(A run of records)
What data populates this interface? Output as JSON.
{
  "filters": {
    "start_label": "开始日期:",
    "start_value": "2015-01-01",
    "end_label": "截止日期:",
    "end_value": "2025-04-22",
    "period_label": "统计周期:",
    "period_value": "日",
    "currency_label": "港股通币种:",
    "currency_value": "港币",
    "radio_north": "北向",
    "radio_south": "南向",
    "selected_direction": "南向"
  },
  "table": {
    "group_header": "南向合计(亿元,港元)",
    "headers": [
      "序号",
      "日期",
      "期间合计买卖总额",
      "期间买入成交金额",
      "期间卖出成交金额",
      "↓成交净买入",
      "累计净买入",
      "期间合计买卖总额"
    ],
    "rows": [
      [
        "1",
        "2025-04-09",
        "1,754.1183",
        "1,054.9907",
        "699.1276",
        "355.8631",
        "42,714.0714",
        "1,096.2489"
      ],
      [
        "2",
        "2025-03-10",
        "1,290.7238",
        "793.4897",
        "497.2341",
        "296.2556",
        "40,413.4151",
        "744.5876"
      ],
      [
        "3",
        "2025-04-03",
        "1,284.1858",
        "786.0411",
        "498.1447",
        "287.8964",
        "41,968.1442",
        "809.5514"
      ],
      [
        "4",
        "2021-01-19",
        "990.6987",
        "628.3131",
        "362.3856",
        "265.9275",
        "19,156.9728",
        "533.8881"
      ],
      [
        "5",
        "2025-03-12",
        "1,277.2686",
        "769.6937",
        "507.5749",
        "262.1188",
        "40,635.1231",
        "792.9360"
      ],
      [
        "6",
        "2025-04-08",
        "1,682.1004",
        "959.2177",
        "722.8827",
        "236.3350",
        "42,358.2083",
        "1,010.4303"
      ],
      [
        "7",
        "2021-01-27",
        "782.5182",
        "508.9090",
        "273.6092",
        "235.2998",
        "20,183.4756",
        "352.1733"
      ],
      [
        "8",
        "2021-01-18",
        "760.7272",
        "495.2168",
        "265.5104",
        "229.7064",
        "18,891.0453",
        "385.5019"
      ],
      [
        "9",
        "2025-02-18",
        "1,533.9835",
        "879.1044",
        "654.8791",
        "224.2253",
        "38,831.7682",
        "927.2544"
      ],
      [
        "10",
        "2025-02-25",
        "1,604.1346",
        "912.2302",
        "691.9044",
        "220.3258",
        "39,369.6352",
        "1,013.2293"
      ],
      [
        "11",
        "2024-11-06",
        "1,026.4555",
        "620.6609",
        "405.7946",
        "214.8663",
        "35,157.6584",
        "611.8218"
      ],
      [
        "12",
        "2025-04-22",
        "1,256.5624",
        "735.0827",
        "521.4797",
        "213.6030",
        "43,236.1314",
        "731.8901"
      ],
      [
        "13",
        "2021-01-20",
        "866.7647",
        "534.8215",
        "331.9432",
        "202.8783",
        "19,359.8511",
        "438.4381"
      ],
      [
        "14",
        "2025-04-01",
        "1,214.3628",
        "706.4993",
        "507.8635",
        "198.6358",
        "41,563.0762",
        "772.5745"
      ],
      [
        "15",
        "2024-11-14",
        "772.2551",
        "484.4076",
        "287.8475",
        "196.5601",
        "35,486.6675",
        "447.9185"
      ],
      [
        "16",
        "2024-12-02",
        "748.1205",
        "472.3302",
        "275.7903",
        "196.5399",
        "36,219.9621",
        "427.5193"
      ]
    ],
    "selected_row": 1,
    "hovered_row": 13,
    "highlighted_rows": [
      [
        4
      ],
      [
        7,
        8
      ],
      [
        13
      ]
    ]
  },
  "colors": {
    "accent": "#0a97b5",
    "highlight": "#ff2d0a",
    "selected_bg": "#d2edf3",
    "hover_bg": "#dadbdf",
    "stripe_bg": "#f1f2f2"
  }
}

- _What to work on_: Transcribe all of the lines in the records precisely.

- _Solution to the problem_:
What data populates this interface? Output as JSON.
{
  "filters": {
    "start_label": "开始日期:",
    "start_value": "2015-01-01",
    "end_label": "截止日期:",
    "end_value": "2025-04-22",
    "period_label": "统计周期:",
    "period_value": "日",
    "currency_label": "港股通币种:",
    "currency_value": "港币",
    "radio_north": "北向",
    "radio_south": "南向",
    "selected_direction": "南向"
  },
  "table": {
    "group_header": "南向合计(亿元,港元)",
    "headers": [
      "序号",
      "日期",
      "期间合计买卖总额",
      "期间买入成交金额",
      "期间卖出成交金额",
      "↓成交净买入",
      "累计净买入",
      "期间合计买卖总额"
    ],
    "rows": [
      [
        "1",
        "2025-04-09",
        "1,754.1183",
        "1,054.9907",
        "699.1276",
        "355.8631",
        "42,714.0714",
        "1,096.2489"
      ],
      [
        "2",
        "2025-03-10",
        "1,290.7238",
        "793.4897",
        "497.2341",
        "296.2556",
        "40,413.4151",
        "744.5876"
      ],
      [
        "3",
        "2025-04-03",
        "1,284.1858",
        "786.0411",
        "498.1447",
        "287.8964",
        "41,968.1442",
        "809.5514"
      ],
      [
        "4",
        "2021-01-19",
        "990.6987",
        "628.3131",
        "362.3856",
        "265.9275",
        "19,156.9728",
        "533.8881"
      ],
      [
        "5",
        "2025-03-12",
        "1,277.2686",
        "769.6937",
        "507.5749",
        "262.1188",
        "40,635.1231",
        "792.9360"
      ],
      [
        "6",
        "2025-04-08",
        "1,682.1004",
        "959.2177",
        "722.8827",
        "236.3350",
        "42,358.2083",
        "1,010.4303"
      ],
      [
        "7",
        "2021-01-27",
        "782.5182",
        "508.9090",
        "273.6092",
        "235.2998",
        "20,183.4756",
        "352.1733"
      ],
      [
        "8",
        "2021-01-18",
        "760.7272",
        "495.2168",
        "265.5104",
        "229.7064",
        "18,891.0453",
        "385.5019"
      ],
      [
        "9",
        "2025-02-18",
        "1,533.9835",
        "879.1044",
        "654.8791",
        "224.2253",
        "38,831.7682",
        "927.2544"
      ],
      [
        "10",
        "2025-02-25",
        "1,604.1346",
        "912.2302",
        "691.9044",
        "220.3258",
        "39,369.6352",
        "1,013.2293"
      ],
      [
        "11",
        "2024-11-06",
        "1,026.4555",
        "620.6609",
        "405.7946",
        "214.8663",
        "35,157.6584",
        "611.8218"
      ],
      [
        "12",
        "2025-04-22",
        "1,256.5624",
        "735.0827",
        "521.4797",
        "213.6030",
        "43,236.1314",
        "731.8901"
      ],
      [
        "13",
        "2021-01-20",
        "866.7647",
        "534.8215",
        "331.9432",
        "202.8783",
        "19,359.8511",
        "438.4381"
      ],
      [
        "14",
        "2025-04-01",
        "1,214.3628",
        "706.4993",
        "507.8635",
        "198.6358",
        "41,563.0762",
        "772.5745"
      ],
      [
        "15",
        "2024-11-14",
        "772.2551",
        "484.4076",
        "287.8475",
        "196.5601",
        "35,486.6675",
        "447.9185"
      ],
      [
        "16",
        "2024-12-02",
        "748.1205",
        "472.3302",
        "275.7903",
        "196.5399",
        "36,219.9621",
        "427.5193"
      ]
    ],
    "selected_row": 1,
    "hovered_row": 13,
    "highlighted_rows": [
      [
        4
      ],
      [
        7,
        8
      ],
      [
        13
      ]
    ]
  },
  "colors": {
    "accent": "#0a97b5",
    "highlight": "#ff2d0a",
    "selected_bg": "#d2edf3",
    "hover_bg": "#dadbdf",
    "stripe_bg": "#f1f2f2"
  }
}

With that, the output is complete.